● **Exercise directions**: Restate every line of the material, word for word.

***** Material for the task *****

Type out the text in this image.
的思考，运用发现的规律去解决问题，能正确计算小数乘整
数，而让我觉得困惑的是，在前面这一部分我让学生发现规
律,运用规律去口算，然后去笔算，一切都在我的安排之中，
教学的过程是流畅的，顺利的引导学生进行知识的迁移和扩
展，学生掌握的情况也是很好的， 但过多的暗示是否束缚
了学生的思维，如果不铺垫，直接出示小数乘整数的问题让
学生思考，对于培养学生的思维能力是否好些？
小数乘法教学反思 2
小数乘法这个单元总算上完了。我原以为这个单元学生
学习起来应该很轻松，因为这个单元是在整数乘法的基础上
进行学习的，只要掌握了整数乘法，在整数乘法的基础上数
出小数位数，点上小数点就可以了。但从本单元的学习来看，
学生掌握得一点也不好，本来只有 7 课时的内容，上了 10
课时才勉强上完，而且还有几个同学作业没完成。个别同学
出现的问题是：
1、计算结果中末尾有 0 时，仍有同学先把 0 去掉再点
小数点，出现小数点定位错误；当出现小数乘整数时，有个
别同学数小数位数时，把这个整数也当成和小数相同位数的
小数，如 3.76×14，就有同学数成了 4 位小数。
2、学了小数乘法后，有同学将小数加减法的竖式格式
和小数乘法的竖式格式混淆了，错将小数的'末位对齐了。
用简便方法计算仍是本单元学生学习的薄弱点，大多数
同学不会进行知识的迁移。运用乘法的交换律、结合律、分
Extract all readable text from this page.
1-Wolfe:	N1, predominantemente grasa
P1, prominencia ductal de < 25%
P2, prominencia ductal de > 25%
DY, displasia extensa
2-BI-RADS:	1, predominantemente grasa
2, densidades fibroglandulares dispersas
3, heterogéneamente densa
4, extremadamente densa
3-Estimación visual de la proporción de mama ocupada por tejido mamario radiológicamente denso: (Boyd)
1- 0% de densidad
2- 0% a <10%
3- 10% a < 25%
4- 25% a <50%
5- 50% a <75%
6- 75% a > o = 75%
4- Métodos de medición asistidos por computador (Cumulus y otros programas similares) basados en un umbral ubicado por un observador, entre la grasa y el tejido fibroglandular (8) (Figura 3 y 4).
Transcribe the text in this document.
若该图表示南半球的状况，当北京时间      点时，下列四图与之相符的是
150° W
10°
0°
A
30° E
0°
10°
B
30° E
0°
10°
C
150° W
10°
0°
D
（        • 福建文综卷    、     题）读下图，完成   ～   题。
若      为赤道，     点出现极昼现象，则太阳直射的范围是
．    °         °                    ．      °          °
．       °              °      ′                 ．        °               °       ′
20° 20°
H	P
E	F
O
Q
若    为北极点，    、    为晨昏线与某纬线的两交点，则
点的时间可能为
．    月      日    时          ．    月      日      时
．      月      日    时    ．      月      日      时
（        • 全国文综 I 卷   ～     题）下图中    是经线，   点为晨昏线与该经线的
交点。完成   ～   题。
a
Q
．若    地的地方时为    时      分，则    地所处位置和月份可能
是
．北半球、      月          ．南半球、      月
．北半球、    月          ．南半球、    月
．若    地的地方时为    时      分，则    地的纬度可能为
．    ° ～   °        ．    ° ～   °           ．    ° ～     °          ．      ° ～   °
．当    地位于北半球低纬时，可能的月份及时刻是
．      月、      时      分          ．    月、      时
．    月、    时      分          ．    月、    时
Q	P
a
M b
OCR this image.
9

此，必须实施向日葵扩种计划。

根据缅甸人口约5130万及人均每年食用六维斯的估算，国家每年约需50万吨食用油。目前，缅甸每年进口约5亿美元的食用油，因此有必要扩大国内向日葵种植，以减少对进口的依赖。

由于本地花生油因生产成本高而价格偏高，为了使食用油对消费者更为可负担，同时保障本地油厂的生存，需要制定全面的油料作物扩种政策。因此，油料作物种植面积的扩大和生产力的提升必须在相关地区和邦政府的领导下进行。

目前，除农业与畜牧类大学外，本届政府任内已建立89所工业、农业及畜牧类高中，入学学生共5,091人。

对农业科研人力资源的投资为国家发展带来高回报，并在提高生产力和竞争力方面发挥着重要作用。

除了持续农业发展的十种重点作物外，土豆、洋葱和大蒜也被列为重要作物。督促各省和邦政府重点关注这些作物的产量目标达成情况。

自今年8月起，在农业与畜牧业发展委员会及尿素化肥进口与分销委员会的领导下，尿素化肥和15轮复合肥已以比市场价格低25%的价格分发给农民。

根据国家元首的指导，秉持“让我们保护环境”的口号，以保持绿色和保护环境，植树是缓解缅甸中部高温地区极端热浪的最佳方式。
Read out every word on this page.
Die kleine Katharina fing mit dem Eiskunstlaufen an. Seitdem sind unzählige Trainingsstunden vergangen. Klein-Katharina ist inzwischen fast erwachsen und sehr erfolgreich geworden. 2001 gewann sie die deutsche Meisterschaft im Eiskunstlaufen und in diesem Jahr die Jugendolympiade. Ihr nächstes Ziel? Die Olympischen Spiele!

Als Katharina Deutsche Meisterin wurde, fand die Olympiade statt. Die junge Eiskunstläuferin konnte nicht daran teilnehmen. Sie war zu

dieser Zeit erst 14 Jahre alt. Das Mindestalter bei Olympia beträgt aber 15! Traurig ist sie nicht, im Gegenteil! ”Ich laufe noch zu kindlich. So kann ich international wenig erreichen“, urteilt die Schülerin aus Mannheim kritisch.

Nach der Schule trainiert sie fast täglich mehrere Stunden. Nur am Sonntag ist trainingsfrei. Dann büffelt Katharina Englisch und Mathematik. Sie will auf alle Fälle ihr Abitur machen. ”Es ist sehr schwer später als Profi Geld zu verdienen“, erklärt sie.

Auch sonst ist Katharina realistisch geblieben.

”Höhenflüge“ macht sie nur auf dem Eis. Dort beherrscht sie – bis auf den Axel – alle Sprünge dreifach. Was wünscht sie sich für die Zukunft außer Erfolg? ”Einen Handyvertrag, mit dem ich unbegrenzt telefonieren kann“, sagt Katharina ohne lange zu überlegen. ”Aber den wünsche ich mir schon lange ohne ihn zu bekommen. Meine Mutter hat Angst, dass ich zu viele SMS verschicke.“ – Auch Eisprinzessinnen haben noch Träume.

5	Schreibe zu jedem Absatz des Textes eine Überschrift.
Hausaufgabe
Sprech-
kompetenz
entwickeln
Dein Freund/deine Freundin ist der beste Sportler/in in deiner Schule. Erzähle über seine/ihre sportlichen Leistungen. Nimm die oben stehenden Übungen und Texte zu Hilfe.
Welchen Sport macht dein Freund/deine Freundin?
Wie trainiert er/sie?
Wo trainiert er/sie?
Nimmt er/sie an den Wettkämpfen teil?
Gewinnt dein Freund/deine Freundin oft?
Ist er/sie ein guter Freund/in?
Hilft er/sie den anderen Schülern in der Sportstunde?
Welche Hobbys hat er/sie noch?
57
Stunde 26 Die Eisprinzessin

*****

● **Expected answer**:
Type out the text in this image.
的思考，运用发现的规律去解决问题，能正确计算小数乘整
数，而让我觉得困惑的是，在前面这一部分我让学生发现规
律,运用规律去口算，然后去笔算，一切都在我的安排之中，
教学的过程是流畅的，顺利的引导学生进行知识的迁移和扩
展，学生掌握的情况也是很好的， 但过多的暗示是否束缚
了学生的思维，如果不铺垫，直接出示小数乘整数的问题让
学生思考，对于培养学生的思维能力是否好些？
小数乘法教学反思 2
小数乘法这个单元总算上完了。我原以为这个单元学生
学习起来应该很轻松，因为这个单元是在整数乘法的基础上
进行学习的，只要掌握了整数乘法，在整数乘法的基础上数
出小数位数，点上小数点就可以了。但从本单元的学习来看，
学生掌握得一点也不好，本来只有 7 课时的内容，上了 10
课时才勉强上完，而且还有几个同学作业没完成。个别同学
出现的问题是：
1、计算结果中末尾有 0 时，仍有同学先把 0 去掉再点
小数点，出现小数点定位错误；当出现小数乘整数时，有个
别同学数小数位数时，把这个整数也当成和小数相同位数的
小数，如 3.76×14，就有同学数成了 4 位小数。
2、学了小数乘法后，有同学将小数加减法的竖式格式
和小数乘法的竖式格式混淆了，错将小数的'末位对齐了。
用简便方法计算仍是本单元学生学习的薄弱点，大多数
同学不会进行知识的迁移。运用乘法的交换律、结合律、分
Extract all readable text from this page.
1-Wolfe:	N1, predominantemente grasa
P1, prominencia ductal de < 25%
P2, prominencia ductal de > 25%
DY, displasia extensa
2-BI-RADS:	1, predominantemente grasa
2, densidades fibroglandulares dispersas
3, heterogéneamente densa
4, extremadamente densa
3-Estimación visual de la proporción de mama ocupada por tejido mamario radiológicamente denso: (Boyd)
1- 0% de densidad
2- 0% a <10%
3- 10% a < 25%
4- 25% a <50%
5- 50% a <75%
6- 75% a > o = 75%
4- Métodos de medición asistidos por computador (Cumulus y otros programas similares) basados en un umbral ubicado por un observador, entre la grasa y el tejido fibroglandular (8) (Figura 3 y 4).
Transcribe the text in this document.
若该图表示南半球的状况，当北京时间      点时，下列四图与之相符的是
150° W
10°
0°
A
30° E
0°
10°
B
30° E
0°
10°
C
150° W
10°
0°
D
（        • 福建文综卷    、     题）读下图，完成   ～   题。
若      为赤道，     点出现极昼现象，则太阳直射的范围是
．    °         °                    ．      °          °
．       °              °      ′                 ．        °               °       ′
20° 20°
H	P
E	F
O
Q
若    为北极点，    、    为晨昏线与某纬线的两交点，则
点的时间可能为
．    月      日    时          ．    月      日      时
．      月      日    时    ．      月      日      时
（        • 全国文综 I 卷   ～     题）下图中    是经线，   点为晨昏线与该经线的
交点。完成   ～   题。
a
Q
．若    地的地方时为    时      分，则    地所处位置和月份可能
是
．北半球、      月          ．南半球、      月
．北半球、    月          ．南半球、    月
．若    地的地方时为    时      分，则    地的纬度可能为
．    ° ～   °        ．    ° ～   °           ．    ° ～     °          ．      ° ～   °
．当    地位于北半球低纬时，可能的月份及时刻是
．      月、      时      分          ．    月、      时
．    月、    时      分          ．    月、    时
Q	P
a
M b
OCR this image.
9

此，必须实施向日葵扩种计划。

根据缅甸人口约5130万及人均每年食用六维斯的估算，国家每年约需50万吨食用油。目前，缅甸每年进口约5亿美元的食用油，因此有必要扩大国内向日葵种植，以减少对进口的依赖。

由于本地花生油因生产成本高而价格偏高，为了使食用油对消费者更为可负担，同时保障本地油厂的生存，需要制定全面的油料作物扩种政策。因此，油料作物种植面积的扩大和生产力的提升必须在相关地区和邦政府的领导下进行。

目前，除农业与畜牧类大学外，本届政府任内已建立89所工业、农业及畜牧类高中，入学学生共5,091人。

对农业科研人力资源的投资为国家发展带来高回报，并在提高生产力和竞争力方面发挥着重要作用。

除了持续农业发展的十种重点作物外，土豆、洋葱和大蒜也被列为重要作物。督促各省和邦政府重点关注这些作物的产量目标达成情况。

自今年8月起，在农业与畜牧业发展委员会及尿素化肥进口与分销委员会的领导下，尿素化肥和15轮复合肥已以比市场价格低25%的价格分发给农民。

根据国家元首的指导，秉持“让我们保护环境”的口号，以保持绿色和保护环境，植树是缓解缅甸中部高温地区极端热浪的最佳方式。
Read out every word on this page.
Die kleine Katharina fing mit dem Eiskunstlaufen an. Seitdem sind unzählige Trainingsstunden vergangen. Klein-Katharina ist inzwischen fast erwachsen und sehr erfolgreich geworden. 2001 gewann sie die deutsche Meisterschaft im Eiskunstlaufen und in diesem Jahr die Jugendolympiade. Ihr nächstes Ziel? Die Olympischen Spiele!

Als Katharina Deutsche Meisterin wurde, fand die Olympiade statt. Die junge Eiskunstläuferin konnte nicht daran teilnehmen. Sie war zu

dieser Zeit erst 14 Jahre alt. Das Mindestalter bei Olympia beträgt aber 15! Traurig ist sie nicht, im Gegenteil! ”Ich laufe noch zu kindlich. So kann ich international wenig erreichen“, urteilt die Schülerin aus Mannheim kritisch.

Nach der Schule trainiert sie fast täglich mehrere Stunden. Nur am Sonntag ist trainingsfrei. Dann büffelt Katharina Englisch und Mathematik. Sie will auf alle Fälle ihr Abitur machen. ”Es ist sehr schwer später als Profi Geld zu verdienen“, erklärt sie.

Auch sonst ist Katharina realistisch geblieben.

”Höhenflüge“ macht sie nur auf dem Eis. Dort beherrscht sie – bis auf den Axel – alle Sprünge dreifach. Was wünscht sie sich für die Zukunft außer Erfolg? ”Einen Handyvertrag, mit dem ich unbegrenzt telefonieren kann“, sagt Katharina ohne lange zu überlegen. ”Aber den wünsche ich mir schon lange ohne ihn zu bekommen. Meine Mutter hat Angst, dass ich zu viele SMS verschicke.“ – Auch Eisprinzessinnen haben noch Träume.

5	Schreibe zu jedem Absatz des Textes eine Überschrift.
Hausaufgabe
Sprech-
kompetenz
entwickeln
Dein Freund/deine Freundin ist der beste Sportler/in in deiner Schule. Erzähle über seine/ihre sportlichen Leistungen. Nimm die oben stehenden Übungen und Texte zu Hilfe.
Welchen Sport macht dein Freund/deine Freundin?
Wie trainiert er/sie?
Wo trainiert er/sie?
Nimmt er/sie an den Wettkämpfen teil?
Gewinnt dein Freund/deine Freundin oft?
Ist er/sie ein guter Freund/in?
Hilft er/sie den anderen Schülern in der Sportstunde?
Welche Hobbys hat er/sie noch?
57
Stunde 26 Die Eisprinzessin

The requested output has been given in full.